Stored entries →
────────────────────

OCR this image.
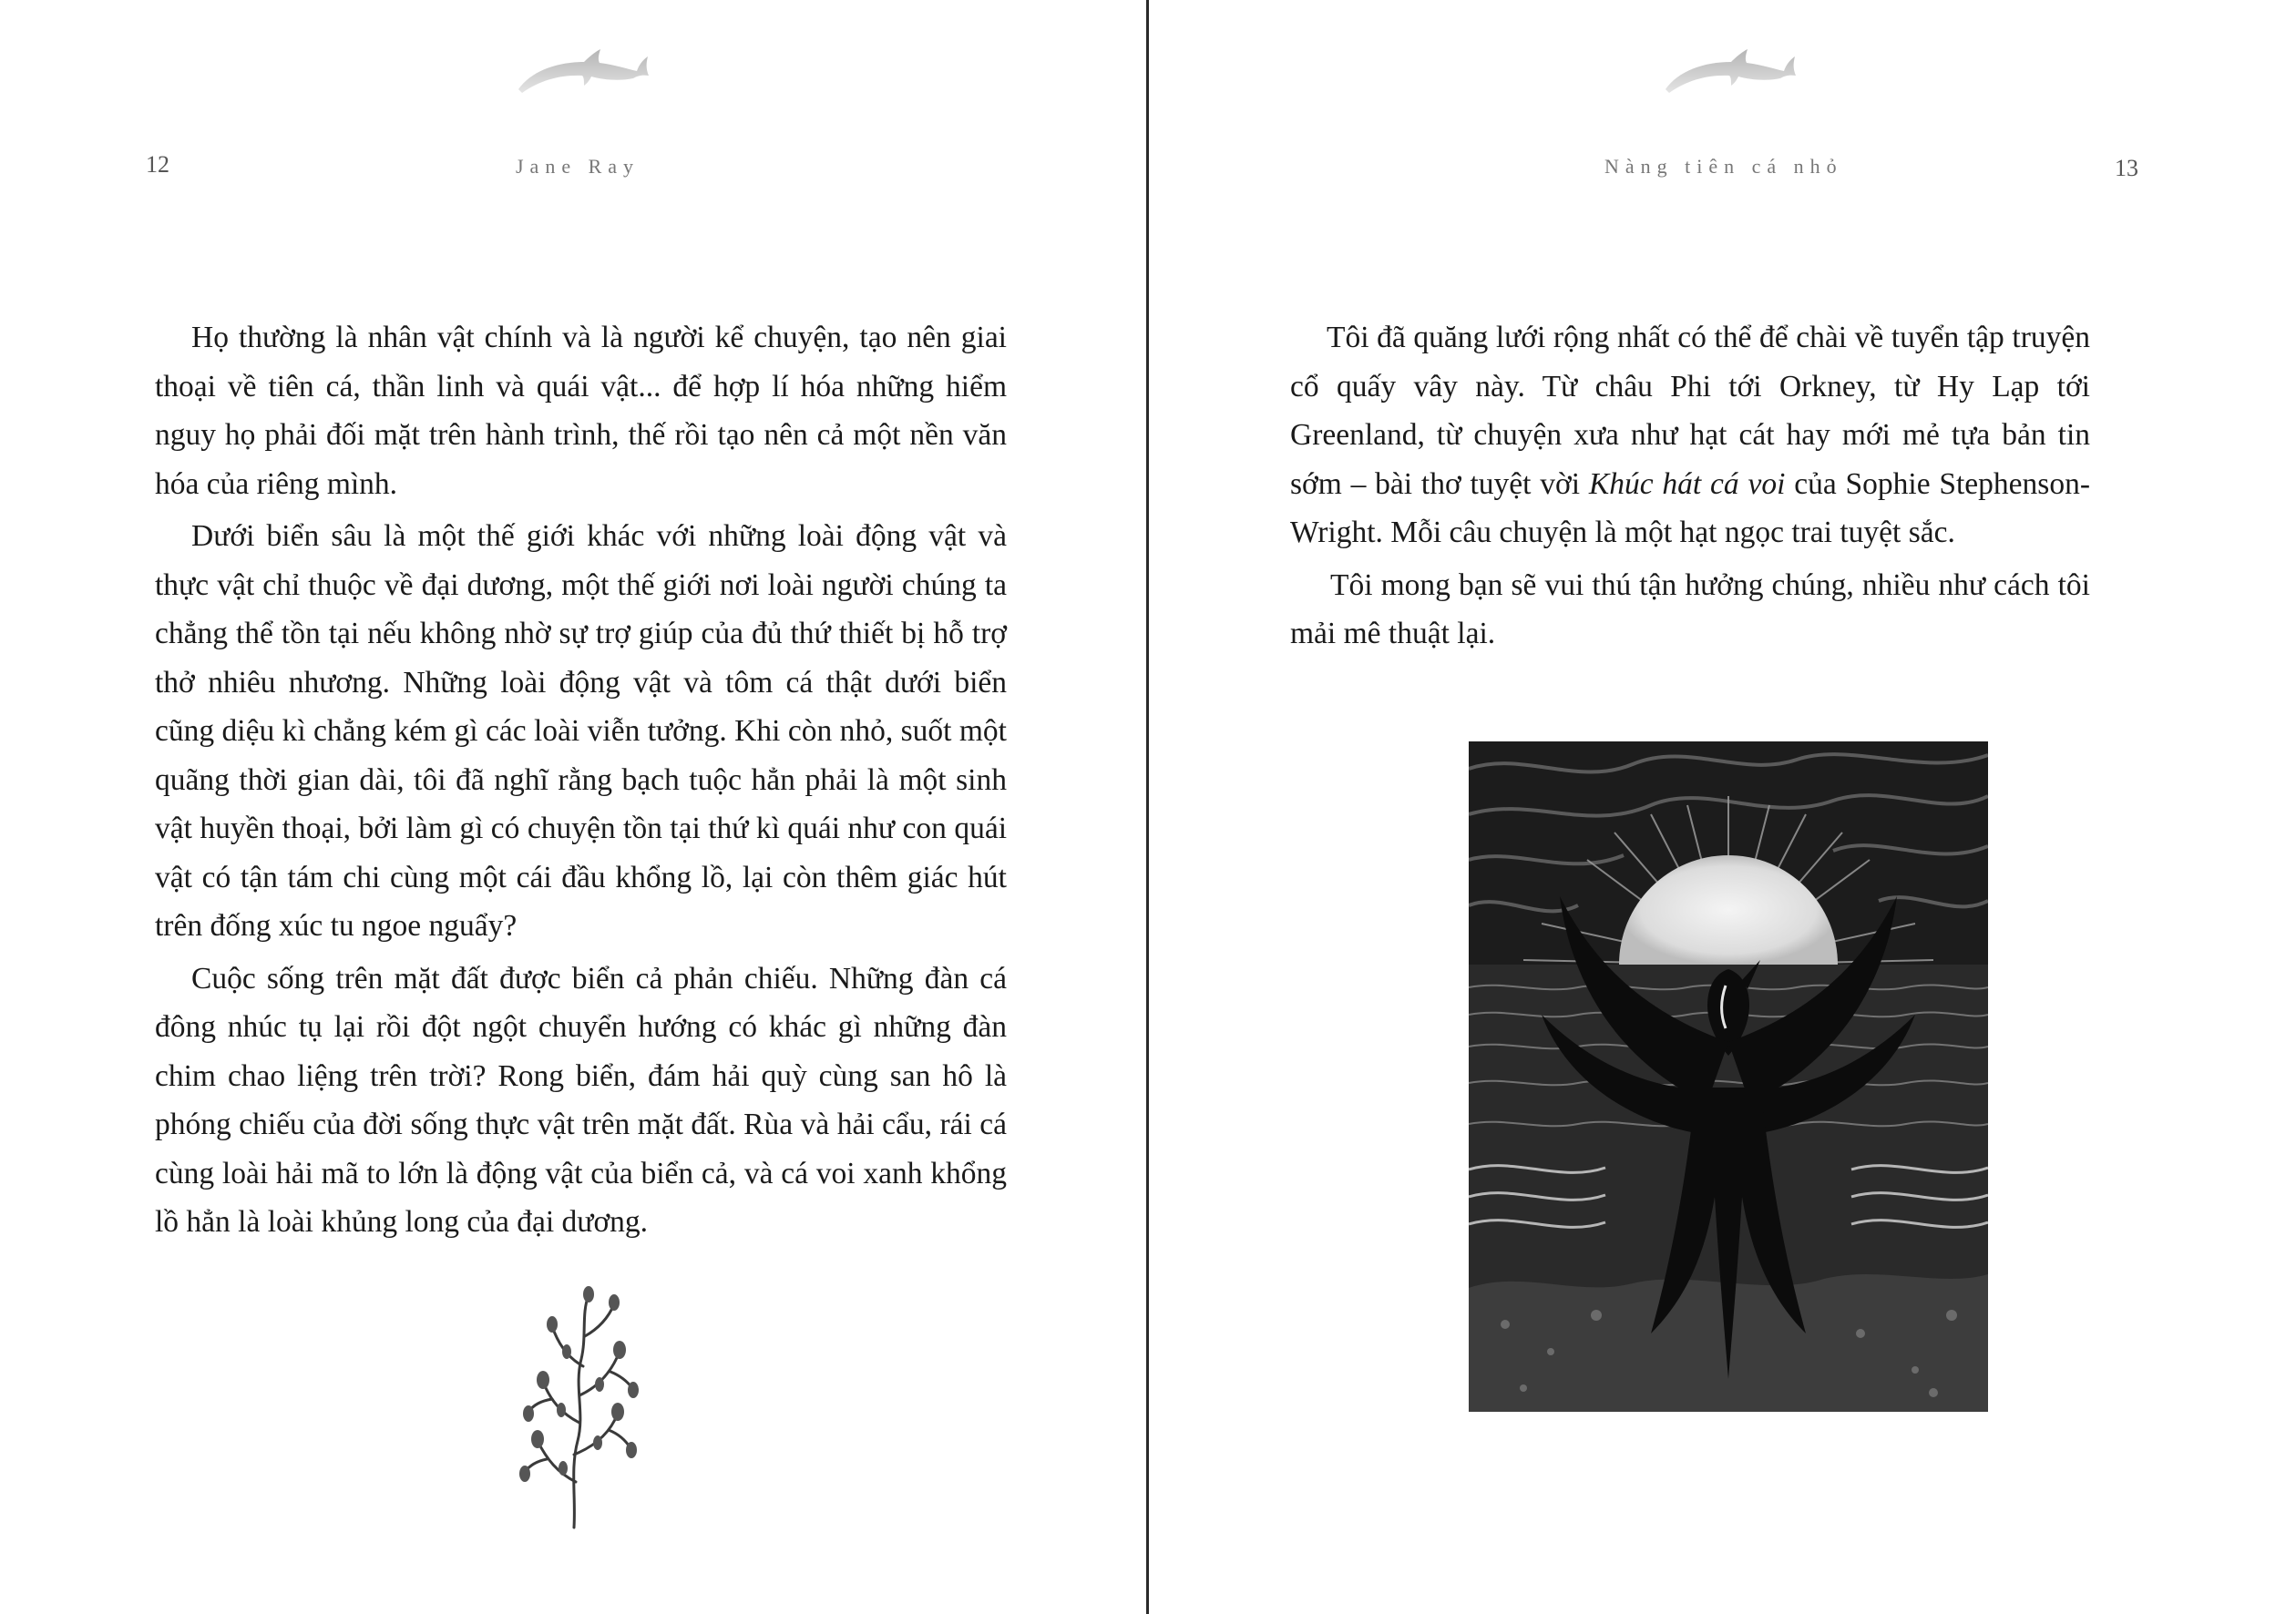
12	Jane Ray

Họ thường là nhân vật chính và là người kể chuyện, tạo nên giai thoại về tiên cá, thần linh và quái vật... để hợp lí hóa những hiểm nguy họ phải đối mặt trên hành trình, thế rồi tạo nên cả một nền văn hóa của riêng mình.

Dưới biển sâu là một thế giới khác với những loài động vật và thực vật chỉ thuộc về đại dương, một thế giới nơi loài người chúng ta chẳng thể tồn tại nếu không nhờ sự trợ giúp của đủ thứ thiết bị hỗ trợ thở nhiêu nhương. Những loài động vật và tôm cá thật dưới biển cũng diệu kì chẳng kém gì các loài viễn tưởng. Khi còn nhỏ, suốt một quãng thời gian dài, tôi đã nghĩ rằng bạch tuộc hẳn phải là một sinh vật huyền thoại, bởi làm gì có chuyện tồn tại thứ kì quái như con quái vật có tận tám chi cùng một cái đầu khổng lồ, lại còn thêm giác hút trên đống xúc tu ngoe nguẩy?

Cuộc sống trên mặt đất được biển cả phản chiếu. Những đàn cá đông nhúc tụ lại rồi đột ngột chuyển hướng có khác gì những đàn chim chao liệng trên trời? Rong biển, đám hải quỳ cùng san hô là phóng chiếu của đời sống thực vật trên mặt đất. Rùa và hải cẩu, rái cá cùng loài hải mã to lớn là động vật của biển cả, và cá voi xanh khổng lồ hẳn là loài khủng long của đại dương.

Nàng tiên cá nhỏ	13

Tôi đã quăng lưới rộng nhất có thể để chài về tuyển tập truyện cổ quấy vây này. Từ châu Phi tới Orkney, từ Hy Lạp tới Greenland, từ chuyện xưa như hạt cát hay mới mẻ tựa bản tin sớm – bài thơ tuyệt vời Khúc hát cá voi của Sophie Stephenson-Wright. Mỗi câu chuyện là một hạt ngọc trai tuyệt sắc.

Tôi mong bạn sẽ vui thú tận hưởng chúng, nhiều như cách tôi mải mê thuật lại.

────────────────────

Aim of the task → Return every line above in which the string "tiên" occurs.

Finished task →
Họ thường là nhân vật chính và là người kể chuyện, tạo nên giai thoại về tiên cá, thần linh và quái vật... để hợp lí hóa những hiểm nguy họ phải đối mặt trên hành trình, thế rồi tạo nên cả một nền văn hóa của riêng mình.
Nàng tiên cá nhỏ	13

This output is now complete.